WHAT YOU WILL DO » Output every line of the data exactly as it appears.
* * * *
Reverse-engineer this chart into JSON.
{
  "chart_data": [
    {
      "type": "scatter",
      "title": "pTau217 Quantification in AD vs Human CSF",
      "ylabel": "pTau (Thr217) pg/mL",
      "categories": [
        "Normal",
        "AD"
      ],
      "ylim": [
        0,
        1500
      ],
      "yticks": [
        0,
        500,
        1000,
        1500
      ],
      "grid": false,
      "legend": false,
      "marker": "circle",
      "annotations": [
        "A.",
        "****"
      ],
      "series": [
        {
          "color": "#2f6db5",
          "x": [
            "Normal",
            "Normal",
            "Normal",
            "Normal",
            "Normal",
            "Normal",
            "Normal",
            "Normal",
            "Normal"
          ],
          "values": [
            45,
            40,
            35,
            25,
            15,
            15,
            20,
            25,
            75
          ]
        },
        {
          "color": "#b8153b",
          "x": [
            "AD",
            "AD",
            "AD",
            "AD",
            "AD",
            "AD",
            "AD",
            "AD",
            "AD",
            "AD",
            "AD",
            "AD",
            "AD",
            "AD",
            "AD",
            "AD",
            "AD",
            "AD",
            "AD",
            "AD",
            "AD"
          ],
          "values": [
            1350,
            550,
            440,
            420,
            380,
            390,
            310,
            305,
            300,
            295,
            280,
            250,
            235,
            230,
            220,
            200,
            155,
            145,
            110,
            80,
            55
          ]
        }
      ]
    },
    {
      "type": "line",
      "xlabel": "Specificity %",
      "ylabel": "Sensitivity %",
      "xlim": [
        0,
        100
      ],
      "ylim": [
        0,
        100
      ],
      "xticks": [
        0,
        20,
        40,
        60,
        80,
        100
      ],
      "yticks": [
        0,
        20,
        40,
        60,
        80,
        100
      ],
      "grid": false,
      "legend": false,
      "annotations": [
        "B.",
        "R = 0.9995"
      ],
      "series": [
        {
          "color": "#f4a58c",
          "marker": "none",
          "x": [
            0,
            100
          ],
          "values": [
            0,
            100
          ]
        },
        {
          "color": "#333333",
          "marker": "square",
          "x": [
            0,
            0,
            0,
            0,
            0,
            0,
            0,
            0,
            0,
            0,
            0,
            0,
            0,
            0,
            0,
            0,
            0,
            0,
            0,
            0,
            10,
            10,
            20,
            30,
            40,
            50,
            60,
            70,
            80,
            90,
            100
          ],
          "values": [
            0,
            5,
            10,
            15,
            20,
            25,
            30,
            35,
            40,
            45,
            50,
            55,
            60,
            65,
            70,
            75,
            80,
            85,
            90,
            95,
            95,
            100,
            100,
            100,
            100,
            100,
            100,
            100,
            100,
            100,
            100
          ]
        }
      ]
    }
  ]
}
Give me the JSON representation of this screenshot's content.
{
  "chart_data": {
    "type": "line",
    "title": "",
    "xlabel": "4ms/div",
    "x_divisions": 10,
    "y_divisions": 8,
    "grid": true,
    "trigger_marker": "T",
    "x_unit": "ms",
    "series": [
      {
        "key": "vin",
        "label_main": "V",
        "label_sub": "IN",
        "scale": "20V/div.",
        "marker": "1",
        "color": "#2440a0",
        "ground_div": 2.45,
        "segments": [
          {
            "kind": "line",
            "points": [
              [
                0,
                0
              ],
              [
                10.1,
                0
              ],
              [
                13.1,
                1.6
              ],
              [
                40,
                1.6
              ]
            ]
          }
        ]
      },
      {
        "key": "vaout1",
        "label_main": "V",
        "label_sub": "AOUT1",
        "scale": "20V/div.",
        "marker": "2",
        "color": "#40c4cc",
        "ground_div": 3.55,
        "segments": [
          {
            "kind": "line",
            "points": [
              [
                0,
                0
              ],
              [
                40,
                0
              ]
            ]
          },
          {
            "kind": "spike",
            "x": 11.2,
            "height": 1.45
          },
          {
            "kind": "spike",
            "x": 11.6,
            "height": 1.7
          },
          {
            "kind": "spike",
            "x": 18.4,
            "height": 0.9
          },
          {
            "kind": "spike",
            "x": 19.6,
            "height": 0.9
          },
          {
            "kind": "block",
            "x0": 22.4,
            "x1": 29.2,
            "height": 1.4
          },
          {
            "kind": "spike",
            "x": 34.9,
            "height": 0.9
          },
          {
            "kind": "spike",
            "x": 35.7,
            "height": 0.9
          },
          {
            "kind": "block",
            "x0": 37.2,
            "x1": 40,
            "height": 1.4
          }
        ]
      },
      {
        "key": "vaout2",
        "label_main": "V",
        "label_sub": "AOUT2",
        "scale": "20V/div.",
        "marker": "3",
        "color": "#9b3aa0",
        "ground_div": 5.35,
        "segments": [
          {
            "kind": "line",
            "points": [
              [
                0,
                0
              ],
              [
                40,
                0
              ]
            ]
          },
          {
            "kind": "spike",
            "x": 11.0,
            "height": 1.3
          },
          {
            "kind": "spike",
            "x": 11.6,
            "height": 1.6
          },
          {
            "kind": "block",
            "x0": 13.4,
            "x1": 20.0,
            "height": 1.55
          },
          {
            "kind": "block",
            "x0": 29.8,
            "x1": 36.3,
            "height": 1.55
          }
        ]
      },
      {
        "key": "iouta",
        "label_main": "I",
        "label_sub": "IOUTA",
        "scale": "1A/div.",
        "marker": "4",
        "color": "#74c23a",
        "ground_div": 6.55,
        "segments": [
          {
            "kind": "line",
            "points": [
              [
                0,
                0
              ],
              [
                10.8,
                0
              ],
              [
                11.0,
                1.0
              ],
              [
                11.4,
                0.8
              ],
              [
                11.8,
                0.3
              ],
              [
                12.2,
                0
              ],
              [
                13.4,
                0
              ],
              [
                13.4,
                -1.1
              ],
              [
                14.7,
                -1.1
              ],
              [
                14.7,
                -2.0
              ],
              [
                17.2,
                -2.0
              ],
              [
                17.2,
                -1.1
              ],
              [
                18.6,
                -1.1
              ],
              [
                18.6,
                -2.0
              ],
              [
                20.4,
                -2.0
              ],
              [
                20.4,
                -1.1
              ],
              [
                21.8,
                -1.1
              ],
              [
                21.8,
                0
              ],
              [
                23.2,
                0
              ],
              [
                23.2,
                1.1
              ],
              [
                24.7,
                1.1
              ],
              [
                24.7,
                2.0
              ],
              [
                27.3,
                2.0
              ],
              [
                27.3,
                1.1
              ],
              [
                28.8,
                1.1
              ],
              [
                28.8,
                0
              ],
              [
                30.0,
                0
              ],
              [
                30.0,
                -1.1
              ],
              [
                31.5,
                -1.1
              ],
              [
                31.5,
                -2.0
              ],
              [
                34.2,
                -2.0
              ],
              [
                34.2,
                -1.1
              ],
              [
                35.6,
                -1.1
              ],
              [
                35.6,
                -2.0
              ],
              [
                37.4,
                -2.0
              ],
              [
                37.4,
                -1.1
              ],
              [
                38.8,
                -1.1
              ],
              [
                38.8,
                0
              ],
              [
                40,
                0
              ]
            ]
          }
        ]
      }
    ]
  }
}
* * * *
FINAL RESULT »
Reverse-engineer this chart into JSON.
{
  "chart_data": [
    {
      "type": "scatter",
      "title": "pTau217 Quantification in AD vs Human CSF",
      "ylabel": "pTau (Thr217) pg/mL",
      "categories": [
        "Normal",
        "AD"
      ],
      "ylim": [
        0,
        1500
      ],
      "yticks": [
        0,
        500,
        1000,
        1500
      ],
      "grid": false,
      "legend": false,
      "marker": "circle",
      "annotations": [
        "A.",
        "****"
      ],
      "series": [
        {
          "color": "#2f6db5",
          "x": [
            "Normal",
            "Normal",
            "Normal",
            "Normal",
            "Normal",
            "Normal",
            "Normal",
            "Normal",
            "Normal"
          ],
          "values": [
            45,
            40,
            35,
            25,
            15,
            15,
            20,
            25,
            75
          ]
        },
        {
          "color": "#b8153b",
          "x": [
            "AD",
            "AD",
            "AD",
            "AD",
            "AD",
            "AD",
            "AD",
            "AD",
            "AD",
            "AD",
            "AD",
            "AD",
            "AD",
            "AD",
            "AD",
            "AD",
            "AD",
            "AD",
            "AD",
            "AD",
            "AD"
          ],
          "values": [
            1350,
            550,
            440,
            420,
            380,
            390,
            310,
            305,
            300,
            295,
            280,
            250,
            235,
            230,
            220,
            200,
            155,
            145,
            110,
            80,
            55
          ]
        }
      ]
    },
    {
      "type": "line",
      "xlabel": "Specificity %",
      "ylabel": "Sensitivity %",
      "xlim": [
        0,
        100
      ],
      "ylim": [
        0,
        100
      ],
      "xticks": [
        0,
        20,
        40,
        60,
        80,
        100
      ],
      "yticks": [
        0,
        20,
        40,
        60,
        80,
        100
      ],
      "grid": false,
      "legend": false,
      "annotations": [
        "B.",
        "R = 0.9995"
      ],
      "series": [
        {
          "color": "#f4a58c",
          "marker": "none",
          "x": [
            0,
            100
          ],
          "values": [
            0,
            100
          ]
        },
        {
          "color": "#333333",
          "marker": "square",
          "x": [
            0,
            0,
            0,
            0,
            0,
            0,
            0,
            0,
            0,
            0,
            0,
            0,
            0,
            0,
            0,
            0,
            0,
            0,
            0,
            0,
            10,
            10,
            20,
            30,
            40,
            50,
            60,
            70,
            80,
            90,
            100
          ],
          "values": [
            0,
            5,
            10,
            15,
            20,
            25,
            30,
            35,
            40,
            45,
            50,
            55,
            60,
            65,
            70,
            75,
            80,
            85,
            90,
            95,
            95,
            100,
            100,
            100,
            100,
            100,
            100,
            100,
            100,
            100,
            100
          ]
        }
      ]
    }
  ]
}
Give me the JSON representation of this screenshot's content.
{
  "chart_data": {
    "type": "line",
    "title": "",
    "xlabel": "4ms/div",
    "x_divisions": 10,
    "y_divisions": 8,
    "grid": true,
    "trigger_marker": "T",
    "x_unit": "ms",
    "series": [
      {
        "key": "vin",
        "label_main": "V",
        "label_sub": "IN",
        "scale": "20V/div.",
        "marker": "1",
        "color": "#2440a0",
        "ground_div": 2.45,
        "segments": [
          {
            "kind": "line",
            "points": [
              [
                0,
                0
              ],
              [
                10.1,
                0
              ],
              [
                13.1,
                1.6
              ],
              [
                40,
                1.6
              ]
            ]
          }
        ]
      },
      {
        "key": "vaout1",
        "label_main": "V",
        "label_sub": "AOUT1",
        "scale": "20V/div.",
        "marker": "2",
        "color": "#40c4cc",
        "ground_div": 3.55,
        "segments": [
          {
            "kind": "line",
            "points": [
              [
                0,
                0
              ],
              [
                40,
                0
              ]
            ]
          },
          {
            "kind": "spike",
            "x": 11.2,
            "height": 1.45
          },
          {
            "kind": "spike",
            "x": 11.6,
            "height": 1.7
          },
          {
            "kind": "spike",
            "x": 18.4,
            "height": 0.9
          },
          {
            "kind": "spike",
            "x": 19.6,
            "height": 0.9
          },
          {
            "kind": "block",
            "x0": 22.4,
            "x1": 29.2,
            "height": 1.4
          },
          {
            "kind": "spike",
            "x": 34.9,
            "height": 0.9
          },
          {
            "kind": "spike",
            "x": 35.7,
            "height": 0.9
          },
          {
            "kind": "block",
            "x0": 37.2,
            "x1": 40,
            "height": 1.4
          }
        ]
      },
      {
        "key": "vaout2",
        "label_main": "V",
        "label_sub": "AOUT2",
        "scale": "20V/div.",
        "marker": "3",
        "color": "#9b3aa0",
        "ground_div": 5.35,
        "segments": [
          {
            "kind": "line",
            "points": [
              [
                0,
                0
              ],
              [
                40,
                0
              ]
            ]
          },
          {
            "kind": "spike",
            "x": 11.0,
            "height": 1.3
          },
          {
            "kind": "spike",
            "x": 11.6,
            "height": 1.6
          },
          {
            "kind": "block",
            "x0": 13.4,
            "x1": 20.0,
            "height": 1.55
          },
          {
            "kind": "block",
            "x0": 29.8,
            "x1": 36.3,
            "height": 1.55
          }
        ]
      },
      {
        "key": "iouta",
        "label_main": "I",
        "label_sub": "IOUTA",
        "scale": "1A/div.",
        "marker": "4",
        "color": "#74c23a",
        "ground_div": 6.55,
        "segments": [
          {
            "kind": "line",
            "points": [
              [
                0,
                0
              ],
              [
                10.8,
                0
              ],
              [
                11.0,
                1.0
              ],
              [
                11.4,
                0.8
              ],
              [
                11.8,
                0.3
              ],
              [
                12.2,
                0
              ],
              [
                13.4,
                0
              ],
              [
                13.4,
                -1.1
              ],
              [
                14.7,
                -1.1
              ],
              [
                14.7,
                -2.0
              ],
              [
                17.2,
                -2.0
              ],
              [
                17.2,
                -1.1
              ],
              [
                18.6,
                -1.1
              ],
              [
                18.6,
                -2.0
              ],
              [
                20.4,
                -2.0
              ],
              [
                20.4,
                -1.1
              ],
              [
                21.8,
                -1.1
              ],
              [
                21.8,
                0
              ],
              [
                23.2,
                0
              ],
              [
                23.2,
                1.1
              ],
              [
                24.7,
                1.1
              ],
              [
                24.7,
                2.0
              ],
              [
                27.3,
                2.0
              ],
              [
                27.3,
                1.1
              ],
              [
                28.8,
                1.1
              ],
              [
                28.8,
                0
              ],
              [
                30.0,
                0
              ],
              [
                30.0,
                -1.1
              ],
              [
                31.5,
                -1.1
              ],
              [
                31.5,
                -2.0
              ],
              [
                34.2,
                -2.0
              ],
              [
                34.2,
                -1.1
              ],
              [
                35.6,
                -1.1
              ],
              [
                35.6,
                -2.0
              ],
              [
                37.4,
                -2.0
              ],
              [
                37.4,
                -1.1
              ],
              [
                38.8,
                -1.1
              ],
              [
                38.8,
                0
              ],
              [
                40,
                0
              ]
            ]
          }
        ]
      }
    ]
  }
}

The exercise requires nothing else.